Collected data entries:
****************

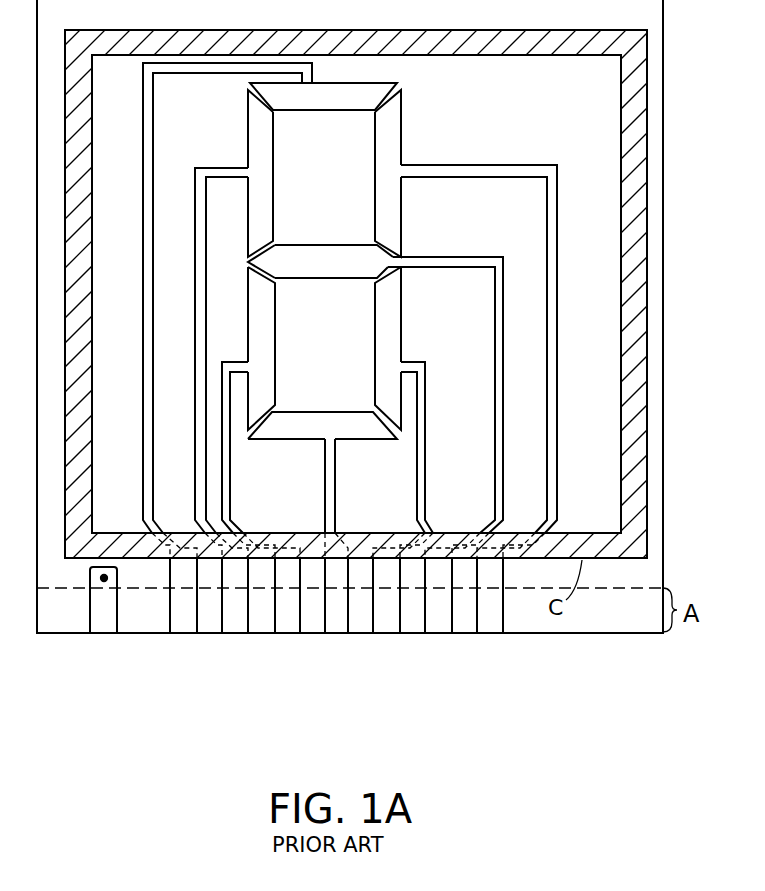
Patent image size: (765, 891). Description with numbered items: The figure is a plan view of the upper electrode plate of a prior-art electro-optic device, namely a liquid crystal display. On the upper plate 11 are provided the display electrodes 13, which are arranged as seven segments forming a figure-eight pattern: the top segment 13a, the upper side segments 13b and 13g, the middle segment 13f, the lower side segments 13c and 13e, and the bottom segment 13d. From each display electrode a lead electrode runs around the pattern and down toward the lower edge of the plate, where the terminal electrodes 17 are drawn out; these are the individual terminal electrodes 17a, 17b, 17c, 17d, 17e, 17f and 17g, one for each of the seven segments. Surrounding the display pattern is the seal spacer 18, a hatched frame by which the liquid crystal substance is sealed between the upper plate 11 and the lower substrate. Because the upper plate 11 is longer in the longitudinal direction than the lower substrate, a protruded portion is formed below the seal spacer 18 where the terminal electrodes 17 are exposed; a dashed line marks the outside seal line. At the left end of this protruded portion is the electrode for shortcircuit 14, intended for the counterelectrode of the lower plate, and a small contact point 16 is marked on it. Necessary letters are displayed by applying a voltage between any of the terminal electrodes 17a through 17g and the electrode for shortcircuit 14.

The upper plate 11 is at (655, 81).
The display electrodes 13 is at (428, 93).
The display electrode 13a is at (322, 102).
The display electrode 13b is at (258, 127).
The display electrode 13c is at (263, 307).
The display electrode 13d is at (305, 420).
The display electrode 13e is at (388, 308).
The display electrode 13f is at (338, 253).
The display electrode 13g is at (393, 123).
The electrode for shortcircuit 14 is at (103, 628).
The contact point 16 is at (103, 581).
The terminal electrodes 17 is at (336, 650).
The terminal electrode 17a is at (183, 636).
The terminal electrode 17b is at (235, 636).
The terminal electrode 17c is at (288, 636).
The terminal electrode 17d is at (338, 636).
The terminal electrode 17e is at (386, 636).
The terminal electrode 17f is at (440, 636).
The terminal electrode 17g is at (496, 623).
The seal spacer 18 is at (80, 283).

****************

**GIVEN INSTRUCTION**
Give every line of the records above as a Markdown table with two columns, Row for the row number and Line for the line itself. Skip blank lines and leave the pictures out of the answer.

**THE RESPONSE**
| Row | Line |
|---|---|
| 1 | Patent image size: (765, 891). Description with numbered items: The figure is a plan view of the upper electrode plate of a prior-art electro-optic device, namely a liquid crystal display. On the upper plate 11 are provided the display electrodes 13, which are arranged as seven segments forming a figure-eight pattern: the top segment 13a, the upper side segments 13b and 13g, the middle segment 13f, the lower side segments 13c and 13e, and the bottom segment 13d. From each display electrode a lead electrode runs around the pattern and down toward the lower edge of the plate, where the terminal electrodes 17 are drawn out; these are the individual terminal electrodes 17a, 17b, 17c, 17d, 17e, 17f and 17g, one for each of the seven segments. Surrounding the display pattern is the seal spacer 18, a hatched frame by which the liquid crystal substance is sealed between the upper plate 11 and the lower substrate. Because the upper plate 11 is longer in the longitudinal direction than the lower substrate, a protruded portion is formed below the seal spacer 18 where the terminal electrodes 17 are exposed; a dashed line marks the outside seal line. At the left end of this protruded portion is the electrode for shortcircuit 14, intended for the counterelectrode of the lower plate, and a small contact point 16 is marked on it. Necessary letters are displayed by applying a voltage between any of the terminal electrodes 17a through 17g and the electrode for shortcircuit 14. |
| 2 | The upper plate 11 is at (655, 81). |
| 3 | The display electrodes 13 is at (428, 93). |
| 4 | The display electrode 13a is at (322, 102). |
| 5 | The display electrode 13b is at (258, 127). |
| 6 | The display electrode 13c is at (263, 307). |
| 7 | The display electrode 13d is at (305, 420). |
| 8 | The display electrode 13e is at (388, 308). |
| 9 | The display electrode 13f is at (338, 253). |
| 10 | The display electrode 13g is at (393, 123). |
| 11 | The electrode for shortcircuit 14 is at (103, 628). |
| 12 | The contact point 16 is at (103, 581). |
| 13 | The terminal electrodes 17 is at (336, 650). |
| 14 | The terminal electrode 17a is at (183, 636). |
| 15 | The terminal electrode 17b is at (235, 636). |
| 16 | The terminal electrode 17c is at (288, 636). |
| 17 | The terminal electrode 17d is at (338, 636). |
| 18 | The terminal electrode 17e is at (386, 636). |
| 19 | The terminal electrode 17f is at (440, 636). |
| 20 | The terminal electrode 17g is at (496, 623). |
| 21 | The seal spacer 18 is at (80, 283). |